→ **FRAGMENTO PROPORCIONADO**
┄┄┄┄┄┄

De momento, el gobierno de Claudia Sheinbaum tiene una alternativa: cambiar el color del semáforo. Si no la usa es porque está aceptando las presiones políticas de López Obrador o de intereses económicos (de cúpulas empresariales, asociaciones de comerciantes, líderes del ambulantaje, etc.) que quieren aprovechar al máximo las ventas de la temporada decembrina. Pero no es una fatalidad, es una decisión: ella está optando por ceder, es decir, por no ejercer la autoridad del cargo para el que fue votada.

┄┄┄┄┄┄

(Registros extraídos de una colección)
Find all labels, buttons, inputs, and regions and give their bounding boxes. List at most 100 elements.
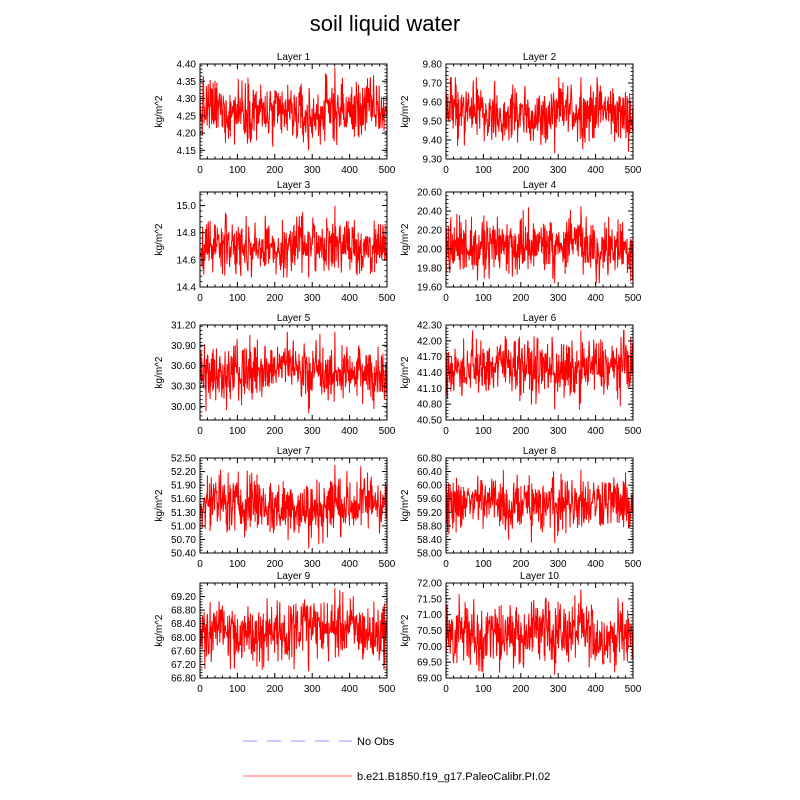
x-tick-label: 0 [443,293,449,304]
x-tick-label: 200 [512,293,529,304]
y-tick-label: 72.00 [417,579,442,590]
panels: Layer 1 kg/m^2 0 100 200 300 400 500 4.15 4.20 4.2… [154,52,642,695]
x-tick-label: 400 [587,559,604,570]
y-tick-label: 4.35 [177,77,197,88]
series-line [199,205,388,278]
y-tick-label: 4.20 [177,129,197,140]
series-line [445,206,634,284]
x-tick-label: 300 [304,426,321,437]
panel-1: Layer 1 kg/m^2 0 100 200 300 400 500 4.15 4.20 4.2… [154,52,396,176]
y-axis-label: kg/m^2 [154,356,165,388]
x-tick-label: 500 [625,293,642,304]
x-tick-label: 400 [587,293,604,304]
y-tick-label: 9.80 [423,60,443,71]
y-axis-label: kg/m^2 [400,223,411,255]
y-tick-label: 52.50 [171,454,196,465]
x-tick-label: 0 [197,293,203,304]
x-tick-label: 0 [443,426,449,437]
panel-title: Layer 8 [523,446,557,457]
y-tick-label: 70.50 [417,626,442,637]
x-tick-label: 100 [229,684,246,695]
y-tick-label: 51.00 [171,521,196,532]
x-tick-label: 400 [341,293,358,304]
x-tick-label: 200 [512,684,529,695]
y-tick-label: 69.50 [417,658,442,669]
panel-title: Layer 3 [277,180,311,191]
x-tick-label: 500 [379,559,396,570]
x-tick-label: 100 [229,293,246,304]
panel-title: Layer 5 [277,313,311,324]
y-tick-label: 40.80 [417,400,442,411]
x-tick-label: 100 [229,559,246,570]
x-tick-label: 300 [550,165,567,176]
x-tick-label: 500 [379,684,396,695]
y-tick-label: 4.30 [177,94,197,105]
series-line [445,469,634,543]
y-tick-label: 41.70 [417,352,442,363]
plot-frame [445,457,634,554]
x-tick-label: 500 [379,426,396,437]
x-tick-label: 500 [625,165,642,176]
plot-frame [199,457,388,554]
y-tick-label: 19.60 [417,283,442,294]
plot-frame [199,324,388,421]
y-tick-label: 71.00 [417,610,442,621]
x-tick-label: 300 [550,426,567,437]
panel-title: Layer 10 [520,571,559,582]
x-tick-label: 100 [475,559,492,570]
series-line [199,331,388,414]
y-axis-label: kg/m^2 [400,95,411,127]
y-tick-label: 4.25 [177,111,197,122]
y-tick-label: 14.8 [177,228,197,239]
legend-label-no-obs: No Obs [357,736,395,748]
y-tick-label: 51.30 [171,508,196,519]
panel-title: Layer 7 [277,446,311,457]
x-tick-label: 400 [587,426,604,437]
plot-frame [445,63,634,160]
y-tick-label: 9.30 [423,155,443,166]
y-tick-label: 51.60 [171,494,196,505]
series-line [199,464,388,549]
figure-title: soil liquid water [310,11,460,36]
y-tick-label: 67.20 [171,660,196,671]
y-tick-label: 58.40 [417,535,442,546]
y-tick-label: 4.15 [177,146,197,157]
y-tick-label: 70.00 [417,642,442,653]
y-tick-label: 40.50 [417,416,442,427]
y-tick-label: 30.30 [171,382,196,393]
x-tick-label: 200 [266,684,283,695]
series-line [445,329,634,410]
y-tick-label: 20.40 [417,207,442,218]
x-tick-label: 400 [341,165,358,176]
x-tick-label: 200 [266,559,283,570]
x-tick-label: 100 [229,165,246,176]
x-tick-label: 200 [266,165,283,176]
y-tick-label: 30.60 [171,361,196,372]
series-line [445,589,634,675]
x-tick-label: 300 [304,684,321,695]
panel-title: Layer 4 [523,180,557,191]
panel-title: Layer 6 [523,313,557,324]
panel-10: Layer 10 kg/m^2 0 100 200 300 400 500 69.00 69.50… [400,571,642,695]
plot-frame [445,191,634,288]
x-tick-label: 500 [625,684,642,695]
x-tick-label: 300 [304,165,321,176]
x-tick-label: 100 [229,426,246,437]
panel-3: Layer 3 kg/m^2 0 100 200 300 400 500 14.4 14.6 14.… [154,180,396,304]
y-tick-label: 20.00 [417,245,442,256]
y-tick-label: 60.80 [417,454,442,465]
y-tick-label: 9.60 [423,98,443,109]
y-tick-label: 58.80 [417,521,442,532]
panel-6: Layer 6 kg/m^2 0 100 200 300 400 500 40.50 40.80 4… [400,313,642,437]
y-tick-label: 67.60 [171,646,196,657]
y-tick-label: 69.00 [417,674,442,685]
y-tick-label: 68.40 [171,619,196,630]
y-tick-label: 20.60 [417,188,442,199]
y-tick-label: 51.90 [171,481,196,492]
y-tick-label: 68.80 [171,606,196,617]
y-tick-label: 41.40 [417,368,442,379]
y-tick-label: 4.40 [177,60,197,71]
panel-title: Layer 9 [277,571,311,582]
x-tick-label: 0 [443,559,449,570]
legend-label-model: b.e21.B1850.f19_g17.PaleoCalibr.PI.02 [357,771,550,783]
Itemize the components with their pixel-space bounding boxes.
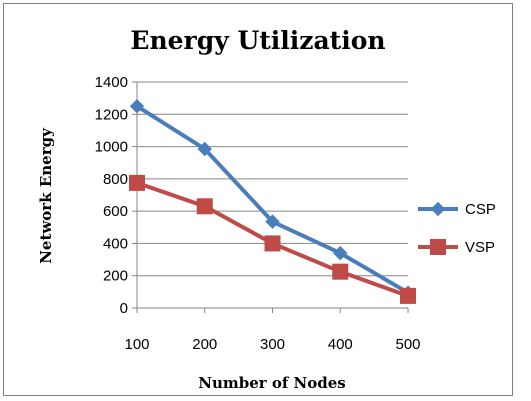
x-axis-title: Number of Nodes (198, 374, 346, 392)
gridlines (137, 81, 408, 277)
y-axis-title: Network Energy (37, 127, 55, 264)
data-point-vsp-300 (264, 235, 281, 252)
legend-label-vsp: VSP (465, 239, 495, 256)
y-tick-label: 0 (120, 300, 128, 317)
y-tick-labels: 0 200 400 600 800 1000 1200 1400 (95, 74, 128, 317)
y-tick-label: 800 (103, 171, 128, 188)
x-tick-label: 300 (260, 336, 285, 353)
data-point-vsp-100 (129, 174, 145, 191)
x-tick-label: 100 (124, 336, 149, 353)
x-tick-label: 200 (192, 336, 217, 353)
data-point-csp-100 (129, 99, 145, 114)
legend-label-csp: CSP (465, 201, 496, 218)
data-point-csp-200 (197, 141, 212, 157)
series (129, 99, 416, 304)
series-line-csp (135, 104, 410, 295)
data-point-csp-400 (333, 245, 348, 261)
data-point-vsp-400 (332, 263, 349, 280)
y-tick-label: 1200 (95, 106, 128, 123)
legend-marker-vsp (430, 239, 446, 255)
y-tick-label: 600 (103, 203, 128, 220)
y-tick-label: 1000 (95, 139, 128, 156)
y-tick-label: 1400 (95, 74, 128, 91)
x-tick-label: 500 (395, 336, 420, 353)
data-point-vsp-500 (400, 287, 416, 304)
y-tick-label: 400 (103, 235, 128, 252)
data-point-csp-300 (265, 214, 280, 229)
x-tick-labels: 100 200 300 400 500 (124, 336, 420, 353)
legend-marker-csp (430, 201, 446, 217)
data-point-vsp-200 (196, 198, 213, 215)
chart-frame (3, 3, 513, 396)
axes (132, 81, 409, 313)
chart-title: Energy Utilization (130, 26, 385, 55)
legend: CSP VSP (418, 201, 496, 256)
y-tick-label: 200 (103, 268, 128, 285)
x-tick-label: 400 (328, 336, 353, 353)
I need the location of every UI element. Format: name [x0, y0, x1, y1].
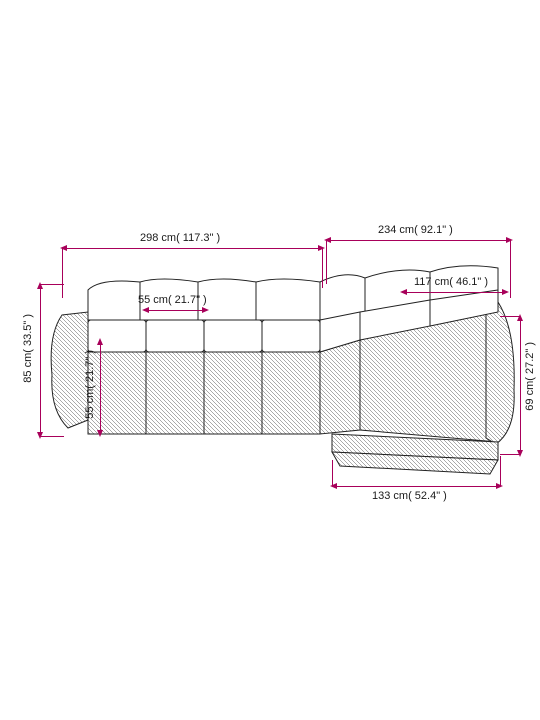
dim-depth-bottom: 133 cm( 52.4" ) — [372, 490, 447, 502]
ext-line — [322, 248, 323, 288]
ext-line — [62, 248, 63, 298]
ext-line — [40, 436, 64, 437]
ext-line — [40, 284, 64, 285]
dim-line-width-left — [66, 248, 318, 249]
dim-height-right: 69 cm( 27.2" ) — [524, 342, 536, 411]
dimension-diagram: 298 cm( 117.3" ) 234 cm( 92.1" ) 55 cm( … — [0, 0, 540, 720]
ext-line — [510, 240, 511, 298]
dim-line-seat-h — [100, 344, 101, 430]
dim-line-seat-right — [406, 292, 502, 293]
arrow-icon — [97, 338, 103, 345]
ext-line — [326, 240, 327, 284]
dim-width-right: 234 cm( 92.1" ) — [378, 224, 453, 236]
arrow-icon — [202, 307, 209, 313]
ext-line — [500, 454, 520, 455]
ext-line — [500, 456, 501, 486]
sofa-illustration — [0, 0, 540, 720]
dim-height-left: 85 cm( 33.5" ) — [22, 314, 34, 383]
dim-seat-right: 117 cm( 46.1" ) — [414, 276, 488, 288]
arrow-icon — [502, 289, 509, 295]
arrow-icon — [142, 307, 149, 313]
dim-line-seat-left — [148, 310, 202, 311]
dim-width-left: 298 cm( 117.3" ) — [140, 232, 220, 244]
dim-line-height-right — [520, 320, 521, 450]
ext-line — [500, 316, 520, 317]
ext-line — [332, 460, 333, 486]
dim-seat-h-left: 55 cm( 21.7" ) — [84, 350, 96, 419]
dim-line-width-right — [330, 240, 506, 241]
arrow-icon — [97, 430, 103, 437]
arrow-icon — [400, 289, 407, 295]
dim-seat-left: 55 cm( 21.7" ) — [138, 294, 207, 306]
dim-line-depth — [336, 486, 496, 487]
dim-line-height-left — [40, 288, 41, 432]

┄┄┄┄┄┄

→ **TAREAS**
1. Reproduce, del fragmento sobre el semáforo, el pasaje que va desde "De momento, el" hasta "que fue votada.", ambos incluidos.
2. Según el fragmento sobre el semáforo, ¿qué alternativa tiene por ahora el gobierno de Claudia Sheinbaum?
3. Sigue escribiendo el fragmento sobre el semáforo a partir de su última oración.
Los registros no intervienen en nada de esto.

→ **RESULTADOS DEL EJERCICIO**
1.
De momento, el gobierno de Claudia Sheinbaum tiene una alternativa: cambiar el color del semáforo. Si no la usa es porque está aceptando las presiones políticas de López Obrador o de intereses económicos (de cúpulas empresariales, asociaciones de comerciantes, líderes del ambulantaje, etc.) que quieren aprovechar al máximo las ventas de la temporada decembrina. Pero no es una fatalidad, es una decisión: ella está optando por ceder, es decir, por no ejercer la autoridad del cargo para el que fue votada.

2. Cambiar el color del semáforo.

3.
El presidente nunca quiso hacer suyo el costo financiero de implementar apoyos para un confinamiento más efectivo, pero tampoco quiere cargar con el costo electoral de volver al rojo. Hay muchos intereses que no quieren absorber, a su vez, el costo económico de nuevos cierres y restricciones. La jefa de gobierno no quiere encajar el costo político de quedarle mal al presidente ni a esos intereses. El desenlace, criminal pero lógico, es que todos esos costos se le terminen trasladando a la sociedad y se paguen con más contagios, más vidas y con el insidioso estigma de no estar haciendo caso.
Al final, tenemos un gobierno que nos convoca a gobernarnos a nosotros mismos porque no quiere asumir el costo de gobernar. Y lo pagaremos con nuestra salud.